═════ Supplied records ═════

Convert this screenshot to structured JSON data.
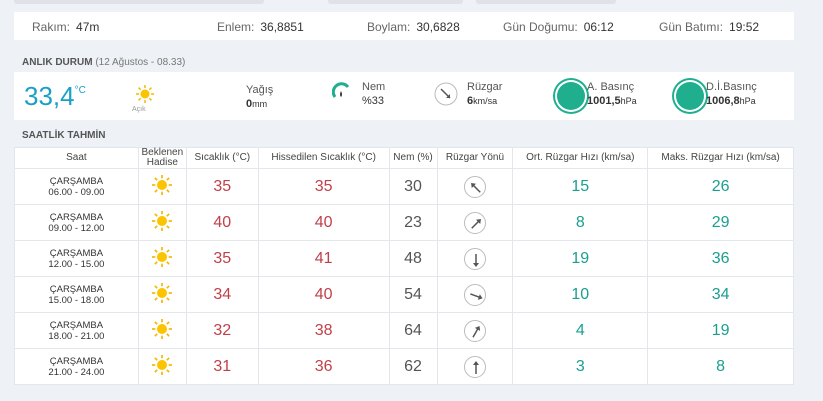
{
  "info_bar": {
    "altitude_label": "Rakım:",
    "altitude_value": "47m",
    "lat_label": "Enlem:",
    "lat_value": "36,8851",
    "lon_label": "Boylam:",
    "lon_value": "30,6828",
    "sunrise_label": "Gün Doğumu:",
    "sunrise_value": "06:12",
    "sunset_label": "Gün Batımı:",
    "sunset_value": "19:52"
  },
  "current": {
    "title": "ANLIK DURUM",
    "subtitle": "(12 Ağustos - 08.33)",
    "temperature": "33,4",
    "temp_unit": "°C",
    "condition": "Açık",
    "condition_icon": "sun-icon",
    "rain_label": "Yağış",
    "rain_value": "0",
    "rain_unit": "mm",
    "humidity_label": "Nem",
    "humidity_value": "%33",
    "wind_label": "Rüzgar",
    "wind_value": "6",
    "wind_unit": "km/sa",
    "pressure_label": "A. Basınç",
    "pressure_value": "1001,5",
    "pressure_unit": "hPa",
    "sea_pressure_label": "D.İ.Basınç",
    "sea_pressure_value": "1006,8",
    "sea_pressure_unit": "hPa",
    "accent": "#1fae8e"
  },
  "hourly": {
    "title": "SAATLİK TAHMİN",
    "headers": [
      "Saat",
      "Beklenen Hadise",
      "Sıcaklık (°C)",
      "Hissedilen Sıcaklık (°C)",
      "Nem (%)",
      "Rüzgar Yönü",
      "Ort. Rüzgar Hızı (km/sa)",
      "Maks. Rüzgar Hızı (km/sa)"
    ],
    "rows": [
      {
        "day": "ÇARŞAMBA",
        "time": "06.00 - 09.00",
        "icon": "sun-icon",
        "temp": "35",
        "feels": "35",
        "humidity": "30",
        "wind_dir_deg": 135,
        "avg": "15",
        "max": "26"
      },
      {
        "day": "ÇARŞAMBA",
        "time": "09.00 - 12.00",
        "icon": "sun-icon",
        "temp": "40",
        "feels": "40",
        "humidity": "23",
        "wind_dir_deg": 225,
        "avg": "8",
        "max": "29"
      },
      {
        "day": "ÇARŞAMBA",
        "time": "12.00 - 15.00",
        "icon": "sun-icon",
        "temp": "35",
        "feels": "41",
        "humidity": "48",
        "wind_dir_deg": 0,
        "avg": "19",
        "max": "36"
      },
      {
        "day": "ÇARŞAMBA",
        "time": "15.00 - 18.00",
        "icon": "sun-icon",
        "temp": "34",
        "feels": "40",
        "humidity": "54",
        "wind_dir_deg": 290,
        "avg": "10",
        "max": "34"
      },
      {
        "day": "ÇARŞAMBA",
        "time": "18.00 - 21.00",
        "icon": "sun-icon",
        "temp": "32",
        "feels": "38",
        "humidity": "64",
        "wind_dir_deg": 210,
        "avg": "4",
        "max": "19"
      },
      {
        "day": "ÇARŞAMBA",
        "time": "21.00 - 24.00",
        "icon": "sun-icon",
        "temp": "31",
        "feels": "36",
        "humidity": "62",
        "wind_dir_deg": 180,
        "avg": "3",
        "max": "8"
      }
    ]
  },
  "colors": {
    "temp_red": "#c0404a",
    "wind_green": "#1a9f8f",
    "temp_blue": "#1a9fc7"
  }
}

═════

** Set exercise **
Write the records out once more, exactly as they appear, with no pictures.

** Response **
Convert this screenshot to structured JSON data.
{
  "info_bar": {
    "altitude_label": "Rakım:",
    "altitude_value": "47m",
    "lat_label": "Enlem:",
    "lat_value": "36,8851",
    "lon_label": "Boylam:",
    "lon_value": "30,6828",
    "sunrise_label": "Gün Doğumu:",
    "sunrise_value": "06:12",
    "sunset_label": "Gün Batımı:",
    "sunset_value": "19:52"
  },
  "current": {
    "title": "ANLIK DURUM",
    "subtitle": "(12 Ağustos - 08.33)",
    "temperature": "33,4",
    "temp_unit": "°C",
    "condition": "Açık",
    "condition_icon": "sun-icon",
    "rain_label": "Yağış",
    "rain_value": "0",
    "rain_unit": "mm",
    "humidity_label": "Nem",
    "humidity_value": "%33",
    "wind_label": "Rüzgar",
    "wind_value": "6",
    "wind_unit": "km/sa",
    "pressure_label": "A. Basınç",
    "pressure_value": "1001,5",
    "pressure_unit": "hPa",
    "sea_pressure_label": "D.İ.Basınç",
    "sea_pressure_value": "1006,8",
    "sea_pressure_unit": "hPa",
    "accent": "#1fae8e"
  },
  "hourly": {
    "title": "SAATLİK TAHMİN",
    "headers": [
      "Saat",
      "Beklenen Hadise",
      "Sıcaklık (°C)",
      "Hissedilen Sıcaklık (°C)",
      "Nem (%)",
      "Rüzgar Yönü",
      "Ort. Rüzgar Hızı (km/sa)",
      "Maks. Rüzgar Hızı (km/sa)"
    ],
    "rows": [
      {
        "day": "ÇARŞAMBA",
        "time": "06.00 - 09.00",
        "icon": "sun-icon",
        "temp": "35",
        "feels": "35",
        "humidity": "30",
        "wind_dir_deg": 135,
        "avg": "15",
        "max": "26"
      },
      {
        "day": "ÇARŞAMBA",
        "time": "09.00 - 12.00",
        "icon": "sun-icon",
        "temp": "40",
        "feels": "40",
        "humidity": "23",
        "wind_dir_deg": 225,
        "avg": "8",
        "max": "29"
      },
      {
        "day": "ÇARŞAMBA",
        "time": "12.00 - 15.00",
        "icon": "sun-icon",
        "temp": "35",
        "feels": "41",
        "humidity": "48",
        "wind_dir_deg": 0,
        "avg": "19",
        "max": "36"
      },
      {
        "day": "ÇARŞAMBA",
        "time": "15.00 - 18.00",
        "icon": "sun-icon",
        "temp": "34",
        "feels": "40",
        "humidity": "54",
        "wind_dir_deg": 290,
        "avg": "10",
        "max": "34"
      },
      {
        "day": "ÇARŞAMBA",
        "time": "18.00 - 21.00",
        "icon": "sun-icon",
        "temp": "32",
        "feels": "38",
        "humidity": "64",
        "wind_dir_deg": 210,
        "avg": "4",
        "max": "19"
      },
      {
        "day": "ÇARŞAMBA",
        "time": "21.00 - 24.00",
        "icon": "sun-icon",
        "temp": "31",
        "feels": "36",
        "humidity": "62",
        "wind_dir_deg": 180,
        "avg": "3",
        "max": "8"
      }
    ]
  },
  "colors": {
    "temp_red": "#c0404a",
    "wind_green": "#1a9f8f",
    "temp_blue": "#1a9fc7"
  }
}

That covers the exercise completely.